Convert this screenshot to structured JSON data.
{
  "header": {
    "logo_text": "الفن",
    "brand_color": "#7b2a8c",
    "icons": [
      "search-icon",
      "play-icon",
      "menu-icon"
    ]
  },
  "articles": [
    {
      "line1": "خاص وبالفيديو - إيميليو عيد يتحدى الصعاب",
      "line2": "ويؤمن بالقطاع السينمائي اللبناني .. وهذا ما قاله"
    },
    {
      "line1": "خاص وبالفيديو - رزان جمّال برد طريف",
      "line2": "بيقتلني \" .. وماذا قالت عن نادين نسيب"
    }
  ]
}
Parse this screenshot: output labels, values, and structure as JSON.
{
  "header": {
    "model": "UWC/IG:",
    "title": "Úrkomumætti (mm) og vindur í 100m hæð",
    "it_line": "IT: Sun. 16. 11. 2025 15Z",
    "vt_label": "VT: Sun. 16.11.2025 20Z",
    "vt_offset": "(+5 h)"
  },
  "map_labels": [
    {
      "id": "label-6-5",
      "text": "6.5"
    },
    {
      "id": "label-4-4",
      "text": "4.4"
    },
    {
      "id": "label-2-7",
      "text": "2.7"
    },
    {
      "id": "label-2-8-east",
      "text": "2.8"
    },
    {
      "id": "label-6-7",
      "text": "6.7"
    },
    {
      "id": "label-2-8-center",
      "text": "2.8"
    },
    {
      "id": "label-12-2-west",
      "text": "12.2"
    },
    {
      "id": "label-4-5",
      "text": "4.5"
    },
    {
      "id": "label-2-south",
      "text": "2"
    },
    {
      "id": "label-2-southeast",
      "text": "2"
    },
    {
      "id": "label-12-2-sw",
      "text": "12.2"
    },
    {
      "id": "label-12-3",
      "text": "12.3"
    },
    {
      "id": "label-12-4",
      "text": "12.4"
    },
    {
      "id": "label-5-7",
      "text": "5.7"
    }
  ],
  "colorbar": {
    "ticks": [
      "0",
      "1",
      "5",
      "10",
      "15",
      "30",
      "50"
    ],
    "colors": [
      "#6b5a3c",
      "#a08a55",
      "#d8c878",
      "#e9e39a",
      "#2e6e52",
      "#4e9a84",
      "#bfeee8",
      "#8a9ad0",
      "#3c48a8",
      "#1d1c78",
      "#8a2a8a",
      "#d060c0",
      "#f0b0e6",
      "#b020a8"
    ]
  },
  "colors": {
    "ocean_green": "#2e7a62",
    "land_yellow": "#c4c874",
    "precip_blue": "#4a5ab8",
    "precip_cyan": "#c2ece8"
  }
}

■ ■ ■ ■

* EXERCISE DETAILS: Go through the data and return every record exactly.

* SOLUTION TO THE PROBLEM:
Convert this screenshot to structured JSON data.
{
  "header": {
    "logo_text": "الفن",
    "brand_color": "#7b2a8c",
    "icons": [
      "search-icon",
      "play-icon",
      "menu-icon"
    ]
  },
  "articles": [
    {
      "line1": "خاص وبالفيديو - إيميليو عيد يتحدى الصعاب",
      "line2": "ويؤمن بالقطاع السينمائي اللبناني .. وهذا ما قاله"
    },
    {
      "line1": "خاص وبالفيديو - رزان جمّال برد طريف",
      "line2": "بيقتلني \" .. وماذا قالت عن نادين نسيب"
    }
  ]
}
Parse this screenshot: output labels, values, and structure as JSON.
{
  "header": {
    "model": "UWC/IG:",
    "title": "Úrkomumætti (mm) og vindur í 100m hæð",
    "it_line": "IT: Sun. 16. 11. 2025 15Z",
    "vt_label": "VT: Sun. 16.11.2025 20Z",
    "vt_offset": "(+5 h)"
  },
  "map_labels": [
    {
      "id": "label-6-5",
      "text": "6.5"
    },
    {
      "id": "label-4-4",
      "text": "4.4"
    },
    {
      "id": "label-2-7",
      "text": "2.7"
    },
    {
      "id": "label-2-8-east",
      "text": "2.8"
    },
    {
      "id": "label-6-7",
      "text": "6.7"
    },
    {
      "id": "label-2-8-center",
      "text": "2.8"
    },
    {
      "id": "label-12-2-west",
      "text": "12.2"
    },
    {
      "id": "label-4-5",
      "text": "4.5"
    },
    {
      "id": "label-2-south",
      "text": "2"
    },
    {
      "id": "label-2-southeast",
      "text": "2"
    },
    {
      "id": "label-12-2-sw",
      "text": "12.2"
    },
    {
      "id": "label-12-3",
      "text": "12.3"
    },
    {
      "id": "label-12-4",
      "text": "12.4"
    },
    {
      "id": "label-5-7",
      "text": "5.7"
    }
  ],
  "colorbar": {
    "ticks": [
      "0",
      "1",
      "5",
      "10",
      "15",
      "30",
      "50"
    ],
    "colors": [
      "#6b5a3c",
      "#a08a55",
      "#d8c878",
      "#e9e39a",
      "#2e6e52",
      "#4e9a84",
      "#bfeee8",
      "#8a9ad0",
      "#3c48a8",
      "#1d1c78",
      "#8a2a8a",
      "#d060c0",
      "#f0b0e6",
      "#b020a8"
    ]
  },
  "colors": {
    "ocean_green": "#2e7a62",
    "land_yellow": "#c4c874",
    "precip_blue": "#4a5ab8",
    "precip_cyan": "#c2ece8"
  }
}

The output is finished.